Gather, from the data below, each line in which the word "socks" occurs.

DATA PROVIDED –
┄┄┄┄┄┄┄┄┄┄┄┄┄┄┄┄┄┄┄┄
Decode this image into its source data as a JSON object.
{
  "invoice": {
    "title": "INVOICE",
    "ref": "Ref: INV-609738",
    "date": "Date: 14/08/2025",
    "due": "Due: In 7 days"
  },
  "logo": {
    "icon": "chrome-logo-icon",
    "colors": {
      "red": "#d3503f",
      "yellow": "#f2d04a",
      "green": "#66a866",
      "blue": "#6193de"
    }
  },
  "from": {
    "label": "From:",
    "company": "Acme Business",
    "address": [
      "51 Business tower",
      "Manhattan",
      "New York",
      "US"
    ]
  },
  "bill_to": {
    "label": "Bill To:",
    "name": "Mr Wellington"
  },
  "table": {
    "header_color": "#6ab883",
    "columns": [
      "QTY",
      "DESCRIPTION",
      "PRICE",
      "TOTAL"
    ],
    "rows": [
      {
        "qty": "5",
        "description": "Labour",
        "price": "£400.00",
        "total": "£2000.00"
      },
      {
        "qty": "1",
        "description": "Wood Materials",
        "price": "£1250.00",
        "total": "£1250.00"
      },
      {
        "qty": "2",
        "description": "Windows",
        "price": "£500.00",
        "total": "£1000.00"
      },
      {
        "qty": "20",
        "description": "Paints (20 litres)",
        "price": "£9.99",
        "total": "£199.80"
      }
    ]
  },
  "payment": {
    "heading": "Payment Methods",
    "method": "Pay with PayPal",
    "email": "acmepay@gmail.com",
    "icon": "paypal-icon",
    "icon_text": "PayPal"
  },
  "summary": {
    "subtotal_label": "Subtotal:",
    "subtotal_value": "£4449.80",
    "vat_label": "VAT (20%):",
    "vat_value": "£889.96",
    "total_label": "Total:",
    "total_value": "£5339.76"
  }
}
┄┄┄┄┄┄┄┄┄┄┄┄┄┄┄┄┄┄┄┄
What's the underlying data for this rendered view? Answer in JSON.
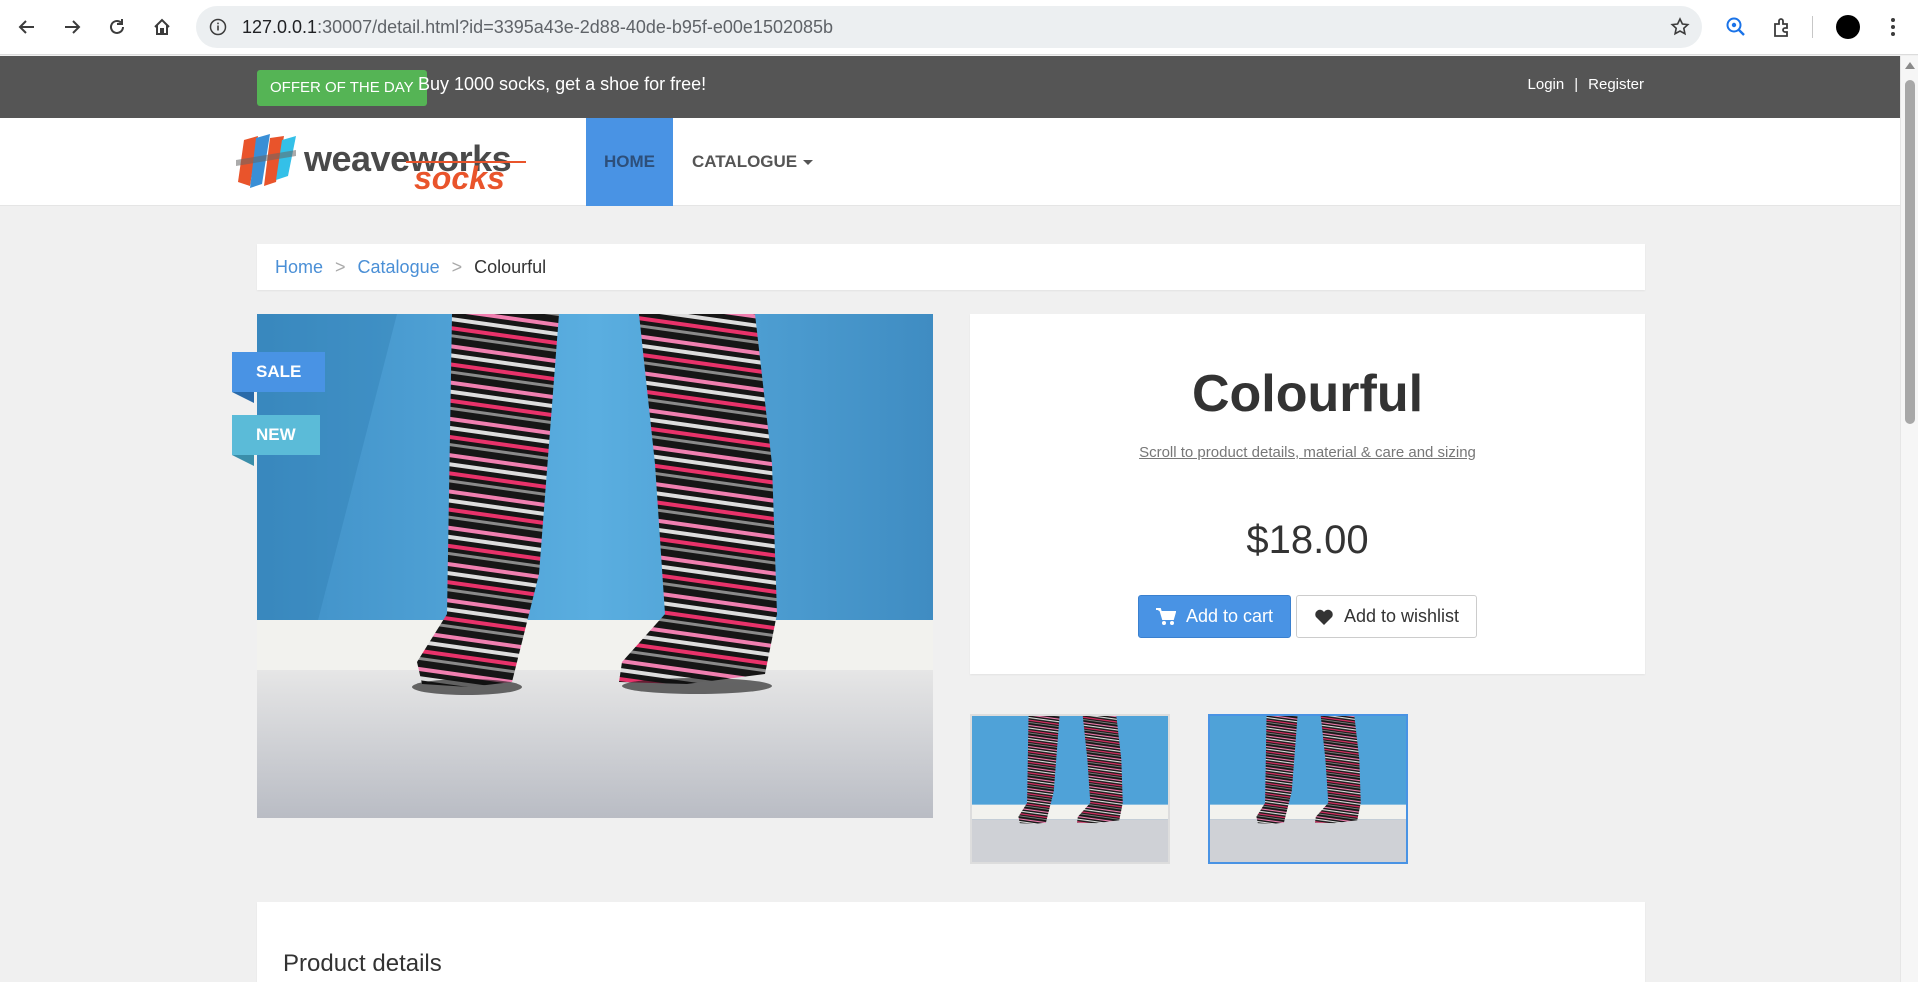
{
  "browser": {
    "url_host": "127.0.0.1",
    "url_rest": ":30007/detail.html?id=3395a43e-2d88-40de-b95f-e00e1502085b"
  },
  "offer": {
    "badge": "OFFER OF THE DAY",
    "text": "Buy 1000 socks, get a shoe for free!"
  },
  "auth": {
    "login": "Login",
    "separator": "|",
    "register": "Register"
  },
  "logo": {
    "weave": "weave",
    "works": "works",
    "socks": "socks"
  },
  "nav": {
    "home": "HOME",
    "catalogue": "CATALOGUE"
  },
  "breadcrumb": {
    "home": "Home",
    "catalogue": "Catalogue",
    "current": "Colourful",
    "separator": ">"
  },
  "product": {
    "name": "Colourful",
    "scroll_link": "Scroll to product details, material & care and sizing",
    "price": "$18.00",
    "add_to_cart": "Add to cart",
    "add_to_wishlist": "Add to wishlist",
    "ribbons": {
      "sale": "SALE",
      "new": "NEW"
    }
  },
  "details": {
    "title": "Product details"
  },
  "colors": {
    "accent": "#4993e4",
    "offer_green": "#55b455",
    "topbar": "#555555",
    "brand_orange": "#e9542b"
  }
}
┄┄┄┄┄┄┄┄┄┄┄┄┄┄┄┄┄┄┄┄
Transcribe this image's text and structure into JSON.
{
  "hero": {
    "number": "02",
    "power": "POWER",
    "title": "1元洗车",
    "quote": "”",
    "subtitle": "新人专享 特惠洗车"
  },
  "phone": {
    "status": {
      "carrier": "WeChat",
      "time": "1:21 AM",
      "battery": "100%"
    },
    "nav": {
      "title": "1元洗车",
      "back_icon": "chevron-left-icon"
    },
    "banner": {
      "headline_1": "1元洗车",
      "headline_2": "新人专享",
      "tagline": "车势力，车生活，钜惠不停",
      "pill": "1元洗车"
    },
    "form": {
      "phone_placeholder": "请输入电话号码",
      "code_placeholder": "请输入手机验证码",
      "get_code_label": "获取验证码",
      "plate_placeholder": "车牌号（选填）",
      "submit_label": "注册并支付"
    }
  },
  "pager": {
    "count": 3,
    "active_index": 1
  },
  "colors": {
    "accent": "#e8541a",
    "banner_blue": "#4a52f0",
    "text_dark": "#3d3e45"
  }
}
┄┄┄┄┄┄┄┄┄┄┄┄┄┄┄┄┄┄┄┄
ANSWER TO THIS PROBLEM –
    "text": "Buy 1000 socks, get a shoe for free!"
    "socks": "socks"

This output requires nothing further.